▸ Records to process:
━━━━━━━━━━

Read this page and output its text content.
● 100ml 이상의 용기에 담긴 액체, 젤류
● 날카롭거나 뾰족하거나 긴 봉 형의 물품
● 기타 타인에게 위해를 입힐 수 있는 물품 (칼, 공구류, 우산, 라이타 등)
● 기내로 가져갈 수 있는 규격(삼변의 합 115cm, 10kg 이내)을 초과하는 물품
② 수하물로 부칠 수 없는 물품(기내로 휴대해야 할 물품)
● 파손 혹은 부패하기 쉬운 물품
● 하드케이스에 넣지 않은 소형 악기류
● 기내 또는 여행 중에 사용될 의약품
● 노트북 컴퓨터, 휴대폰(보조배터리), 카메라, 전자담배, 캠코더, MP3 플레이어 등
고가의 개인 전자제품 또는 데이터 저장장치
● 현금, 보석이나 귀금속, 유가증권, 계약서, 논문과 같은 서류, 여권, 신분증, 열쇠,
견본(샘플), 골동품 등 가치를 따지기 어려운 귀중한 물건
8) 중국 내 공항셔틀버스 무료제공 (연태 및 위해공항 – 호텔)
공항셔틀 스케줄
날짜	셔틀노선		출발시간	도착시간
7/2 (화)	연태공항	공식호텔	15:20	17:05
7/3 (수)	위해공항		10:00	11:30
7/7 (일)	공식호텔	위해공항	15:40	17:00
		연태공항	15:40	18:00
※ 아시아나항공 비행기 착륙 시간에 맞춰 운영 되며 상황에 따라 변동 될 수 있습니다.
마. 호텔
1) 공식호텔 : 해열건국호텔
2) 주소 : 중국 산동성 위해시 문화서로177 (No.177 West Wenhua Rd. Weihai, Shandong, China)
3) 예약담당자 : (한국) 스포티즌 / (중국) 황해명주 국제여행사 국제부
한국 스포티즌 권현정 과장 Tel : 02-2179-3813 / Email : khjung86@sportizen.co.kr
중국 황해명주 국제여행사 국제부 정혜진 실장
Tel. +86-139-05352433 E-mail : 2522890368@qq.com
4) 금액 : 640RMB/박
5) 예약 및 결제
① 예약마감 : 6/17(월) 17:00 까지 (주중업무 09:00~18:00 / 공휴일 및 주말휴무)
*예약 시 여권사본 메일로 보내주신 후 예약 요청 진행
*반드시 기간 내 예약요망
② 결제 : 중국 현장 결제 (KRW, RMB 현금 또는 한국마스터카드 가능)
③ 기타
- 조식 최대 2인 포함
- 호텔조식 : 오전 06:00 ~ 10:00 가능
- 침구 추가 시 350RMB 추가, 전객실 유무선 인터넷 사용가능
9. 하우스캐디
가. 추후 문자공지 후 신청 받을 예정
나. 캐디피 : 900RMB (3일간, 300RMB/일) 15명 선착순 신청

━━━━━━━━━━

▸ Exercise task: Make an exact copy of every line in the data.

▸ Written answer:
Read this page and output its text content.
● 100ml 이상의 용기에 담긴 액체, 젤류
● 날카롭거나 뾰족하거나 긴 봉 형의 물품
● 기타 타인에게 위해를 입힐 수 있는 물품 (칼, 공구류, 우산, 라이타 등)
● 기내로 가져갈 수 있는 규격(삼변의 합 115cm, 10kg 이내)을 초과하는 물품
② 수하물로 부칠 수 없는 물품(기내로 휴대해야 할 물품)
● 파손 혹은 부패하기 쉬운 물품
● 하드케이스에 넣지 않은 소형 악기류
● 기내 또는 여행 중에 사용될 의약품
● 노트북 컴퓨터, 휴대폰(보조배터리), 카메라, 전자담배, 캠코더, MP3 플레이어 등
고가의 개인 전자제품 또는 데이터 저장장치
● 현금, 보석이나 귀금속, 유가증권, 계약서, 논문과 같은 서류, 여권, 신분증, 열쇠,
견본(샘플), 골동품 등 가치를 따지기 어려운 귀중한 물건
8) 중국 내 공항셔틀버스 무료제공 (연태 및 위해공항 – 호텔)
공항셔틀 스케줄
날짜	셔틀노선		출발시간	도착시간
7/2 (화)	연태공항	공식호텔	15:20	17:05
7/3 (수)	위해공항		10:00	11:30
7/7 (일)	공식호텔	위해공항	15:40	17:00
		연태공항	15:40	18:00
※ 아시아나항공 비행기 착륙 시간에 맞춰 운영 되며 상황에 따라 변동 될 수 있습니다.
마. 호텔
1) 공식호텔 : 해열건국호텔
2) 주소 : 중국 산동성 위해시 문화서로177 (No.177 West Wenhua Rd. Weihai, Shandong, China)
3) 예약담당자 : (한국) 스포티즌 / (중국) 황해명주 국제여행사 국제부
한국 스포티즌 권현정 과장 Tel : 02-2179-3813 / Email : khjung86@sportizen.co.kr
중국 황해명주 국제여행사 국제부 정혜진 실장
Tel. +86-139-05352433 E-mail : 2522890368@qq.com
4) 금액 : 640RMB/박
5) 예약 및 결제
① 예약마감 : 6/17(월) 17:00 까지 (주중업무 09:00~18:00 / 공휴일 및 주말휴무)
*예약 시 여권사본 메일로 보내주신 후 예약 요청 진행
*반드시 기간 내 예약요망
② 결제 : 중국 현장 결제 (KRW, RMB 현금 또는 한국마스터카드 가능)
③ 기타
- 조식 최대 2인 포함
- 호텔조식 : 오전 06:00 ~ 10:00 가능
- 침구 추가 시 350RMB 추가, 전객실 유무선 인터넷 사용가능
9. 하우스캐디
가. 추후 문자공지 후 신청 받을 예정
나. 캐디피 : 900RMB (3일간, 300RMB/일) 15명 선착순 신청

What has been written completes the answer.